▸ What the task asks
Could you render every line of the items below as a JSON list of strings, one string per line, with blank lines and the pictures left out?

Items from a dataset:

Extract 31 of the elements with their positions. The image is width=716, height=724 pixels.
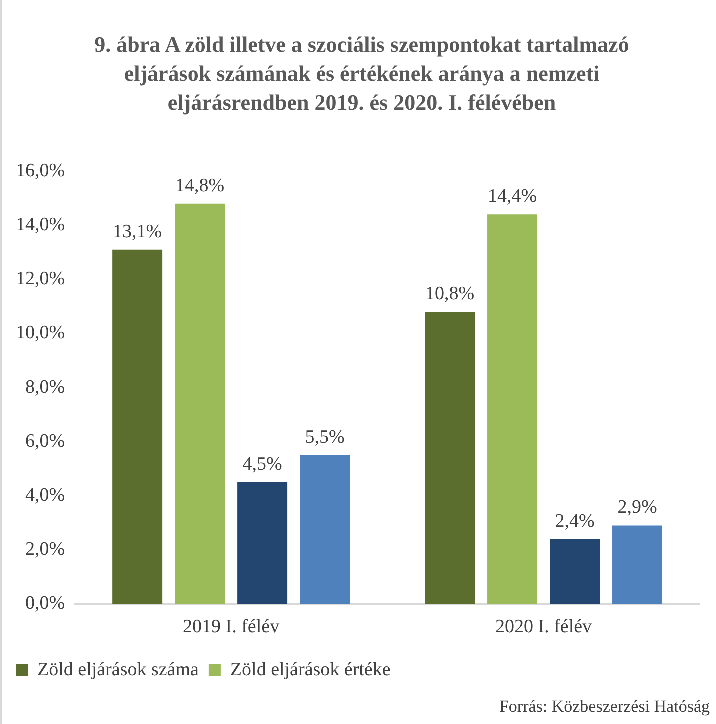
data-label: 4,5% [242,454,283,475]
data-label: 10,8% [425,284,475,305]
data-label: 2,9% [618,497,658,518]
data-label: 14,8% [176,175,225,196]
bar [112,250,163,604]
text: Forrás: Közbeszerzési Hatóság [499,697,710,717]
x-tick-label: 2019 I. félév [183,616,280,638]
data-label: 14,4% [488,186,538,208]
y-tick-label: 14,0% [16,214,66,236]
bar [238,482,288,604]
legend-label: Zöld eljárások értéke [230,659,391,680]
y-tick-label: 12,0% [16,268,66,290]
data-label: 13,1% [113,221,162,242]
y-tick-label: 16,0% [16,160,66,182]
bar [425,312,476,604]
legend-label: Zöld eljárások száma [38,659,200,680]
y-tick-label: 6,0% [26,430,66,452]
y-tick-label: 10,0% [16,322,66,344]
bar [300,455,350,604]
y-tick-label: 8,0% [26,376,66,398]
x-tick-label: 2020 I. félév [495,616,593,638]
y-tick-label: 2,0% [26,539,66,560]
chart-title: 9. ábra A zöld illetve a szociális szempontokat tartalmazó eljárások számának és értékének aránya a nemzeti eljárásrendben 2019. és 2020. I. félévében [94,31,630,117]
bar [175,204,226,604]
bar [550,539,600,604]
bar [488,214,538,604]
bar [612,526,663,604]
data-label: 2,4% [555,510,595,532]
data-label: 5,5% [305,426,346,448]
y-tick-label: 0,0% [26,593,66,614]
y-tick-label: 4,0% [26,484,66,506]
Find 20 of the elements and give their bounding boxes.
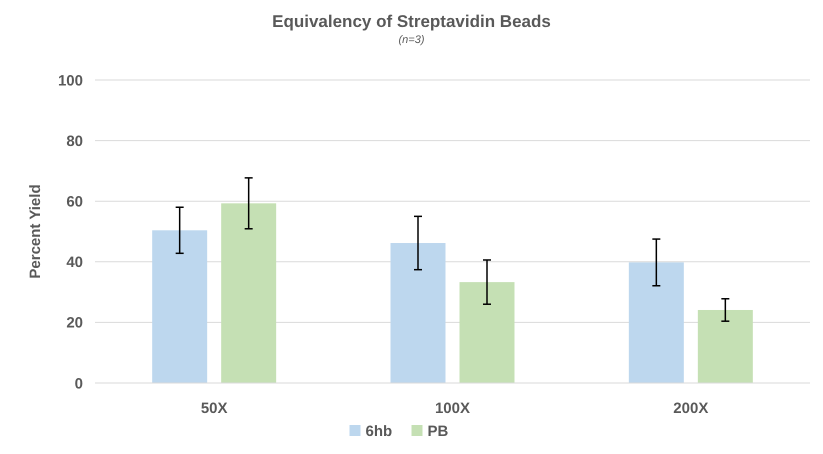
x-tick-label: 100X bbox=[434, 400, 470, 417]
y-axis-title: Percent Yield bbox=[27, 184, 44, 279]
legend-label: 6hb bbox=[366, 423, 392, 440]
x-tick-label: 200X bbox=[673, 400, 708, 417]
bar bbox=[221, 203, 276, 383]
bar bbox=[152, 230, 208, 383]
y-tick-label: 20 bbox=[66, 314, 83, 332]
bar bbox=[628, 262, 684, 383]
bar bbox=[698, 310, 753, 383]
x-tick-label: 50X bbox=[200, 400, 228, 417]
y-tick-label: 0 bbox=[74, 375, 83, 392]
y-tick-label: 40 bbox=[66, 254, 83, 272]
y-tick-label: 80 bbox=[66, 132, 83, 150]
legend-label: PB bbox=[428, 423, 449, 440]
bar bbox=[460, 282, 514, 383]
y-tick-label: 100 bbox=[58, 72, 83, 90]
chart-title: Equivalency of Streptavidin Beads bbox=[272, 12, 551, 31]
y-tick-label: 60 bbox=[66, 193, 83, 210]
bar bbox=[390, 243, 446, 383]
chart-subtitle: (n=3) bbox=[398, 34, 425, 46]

▸ Written response
[
  "Extract 31 of the elements with their positions. The image is width=716, height=724 pixels.",
  "data-label: 4,5% [242,454,283,475]",
  "data-label: 10,8% [425,284,475,305]",
  "data-label: 2,9% [618,497,658,518]",
  "data-label: 14,8% [176,175,225,196]",
  "bar [112,250,163,604]",
  "text: Forrás: Közbeszerzési Hatóság [499,697,710,717]",
  "x-tick-label: 2019 I. félév [183,616,280,638]",
  "data-label: 14,4% [488,186,538,208]",
  "y-tick-label: 14,0% [16,214,66,236]",
  "bar [238,482,288,604]",
  "legend-label: Zöld eljárások értéke [230,659,391,680]",
  "y-tick-label: 12,0% [16,268,66,290]",
  "data-label: 13,1% [113,221,162,242]",
  "y-tick-label: 16,0% [16,160,66,182]",
  "bar [425,312,476,604]",
  "legend-label: Zöld eljárások száma [38,659,200,680]",
  "y-tick-label: 6,0% [26,430,66,452]",
  "y-tick-label: 10,0% [16,322,66,344]",
  "bar [300,455,350,604]",
  "y-tick-label: 8,0% [26,376,66,398]",
  "x-tick-label: 2020 I. félév [495,616,593,638]",
  "y-tick-label: 2,0% [26,539,66,560]",
  "chart-title: 9. ábra A zöld illetve a szociális szempontokat tartalmazó eljárások számának és értékének aránya a nemzeti eljárásrendben 2019. és 2020. I. félévében [94,31,630,117]",
  "bar [175,204,226,604]",
  "bar [550,539,600,604]",
  "bar [488,214,538,604]",
  "bar [612,526,663,604]",
  "data-label: 2,4% [555,510,595,532]",
  "data-label: 5,5% [305,426,346,448]",
  "y-tick-label: 0,0% [26,593,66,614]",
  "y-tick-label: 4,0% [26,484,66,506]",
  "Find 20 of the elements and give their bounding boxes.",
  "x-tick-label: 100X bbox=[434, 400, 470, 417]",
  "y-axis-title: Percent Yield bbox=[27, 184, 44, 279]",
  "legend-label: 6hb bbox=[366, 423, 392, 440]",
  "x-tick-label: 200X bbox=[673, 400, 708, 417]",
  "bar bbox=[221, 203, 276, 383]",
  "bar bbox=[152, 230, 208, 383]",
  "y-tick-label: 20 bbox=[66, 314, 83, 332]",
  "bar bbox=[628, 262, 684, 383]",
  "bar bbox=[698, 310, 753, 383]",
  "x-tick-label: 50X bbox=[200, 400, 228, 417]",
  "y-tick-label: 0 bbox=[74, 375, 83, 392]",
  "y-tick-label: 40 bbox=[66, 254, 83, 272]",
  "y-tick-label: 80 bbox=[66, 132, 83, 150]",
  "legend-label: PB bbox=[428, 423, 449, 440]",
  "bar bbox=[460, 282, 514, 383]",
  "y-tick-label: 100 bbox=[58, 72, 83, 90]",
  "chart-title: Equivalency of Streptavidin Beads bbox=[272, 12, 551, 31]",
  "y-tick-label: 60 bbox=[66, 193, 83, 210]",
  "bar bbox=[390, 243, 446, 383]",
  "chart-subtitle: (n=3) bbox=[398, 34, 425, 46]"
]